> Dataset rows:
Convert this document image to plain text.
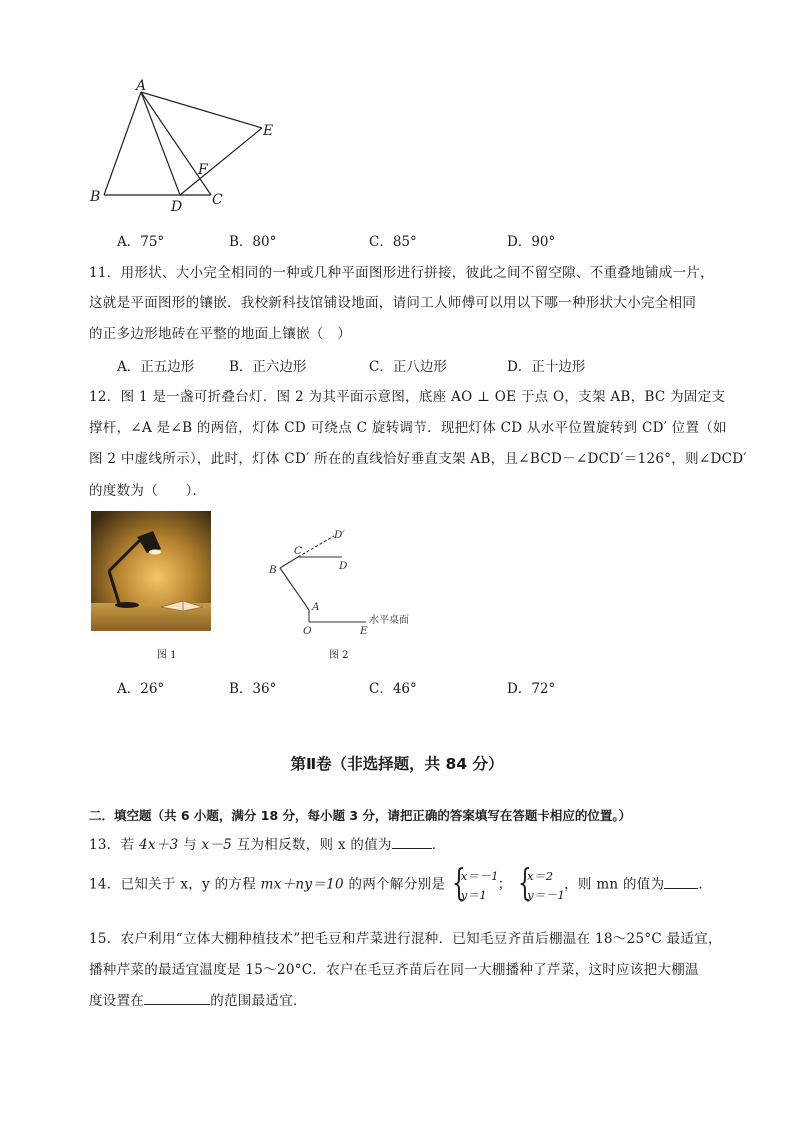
A
B
D C
E
F
A．75°	B．80°	C．85°	D．90°
11．用形状、大小完全相同的一种或几种平面图形进行拼接，彼此之间不留空隙、不重叠地铺成一片，
这就是平面图形的镶嵌．我校新科技馆铺设地面，请问工人师傅可以用以下哪一种形状大小完全相同
的正多边形地砖在平整的地面上镶嵌（　）
A．正五边形	B．正六边形	C．正八边形	D．正十边形
12．图 1 是一盏可折叠台灯．图 2 为其平面示意图，底座 AO ⊥ OE 于点 O，支架 AB，BC 为固定支
撑杆，∠A 是∠B 的两倍，灯体 CD 可绕点 C 旋转调节．现把灯体 CD 从水平位置旋转到 CD′ 位置（如
图 2 中虚线所示），此时，灯体 CD′ 所在的直线恰好垂直支架 AB，且∠BCD－∠DCD′＝126°，则∠DCD′
的度数为（　　）．
图 1
C
D′
D
B
A
O	E
水平桌面
图 2
A．26°	B．36°	C．46°	D．72°
第Ⅱ卷（非选择题，共 84 分）
二．填空题（共 6 小题，满分 18 分，每小题 3 分，请把正确的答案填写在答题卡相应的位置。）
13．若 4x＋3 与 x－5 互为相反数，则 x 的值为	．
14．已知关于 x，y 的方程 mx＋ny＝10 的两个解分别是 {
x＝－1
y＝1
； {
x＝2
y＝－1
，则 mn 的值为	．
15．农户利用“立体大棚种植技术”把毛豆和芹菜进行混种．已知毛豆齐苗后棚温在 18～25°C 最适宜，
播种芹菜的最适宜温度是 15～20°C．农户在毛豆齐苗后在同一大棚播种了芹菜，这时应该把大棚温
度设置在	的范围最适宜．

> What you have to do:
Write out the records above exactly as they appear, leaving out any pictures.

> Solution to this exercise:
Convert this document image to plain text.
A
B
D C
E
F
A．75°	B．80°	C．85°	D．90°
11．用形状、大小完全相同的一种或几种平面图形进行拼接，彼此之间不留空隙、不重叠地铺成一片，
这就是平面图形的镶嵌．我校新科技馆铺设地面，请问工人师傅可以用以下哪一种形状大小完全相同
的正多边形地砖在平整的地面上镶嵌（　）
A．正五边形	B．正六边形	C．正八边形	D．正十边形
12．图 1 是一盏可折叠台灯．图 2 为其平面示意图，底座 AO ⊥ OE 于点 O，支架 AB，BC 为固定支
撑杆，∠A 是∠B 的两倍，灯体 CD 可绕点 C 旋转调节．现把灯体 CD 从水平位置旋转到 CD′ 位置（如
图 2 中虚线所示），此时，灯体 CD′ 所在的直线恰好垂直支架 AB，且∠BCD－∠DCD′＝126°，则∠DCD′
的度数为（　　）．
图 1
C
D′
D
B
A
O	E
水平桌面
图 2
A．26°	B．36°	C．46°	D．72°
第Ⅱ卷（非选择题，共 84 分）
二．填空题（共 6 小题，满分 18 分，每小题 3 分，请把正确的答案填写在答题卡相应的位置。）
13．若 4x＋3 与 x－5 互为相反数，则 x 的值为	．
14．已知关于 x，y 的方程 mx＋ny＝10 的两个解分别是 {
x＝－1
y＝1
； {
x＝2
y＝－1
，则 mn 的值为	．
15．农户利用“立体大棚种植技术”把毛豆和芹菜进行混种．已知毛豆齐苗后棚温在 18～25°C 最适宜，
播种芹菜的最适宜温度是 15～20°C．农户在毛豆齐苗后在同一大棚播种了芹菜，这时应该把大棚温
度设置在	的范围最适宜．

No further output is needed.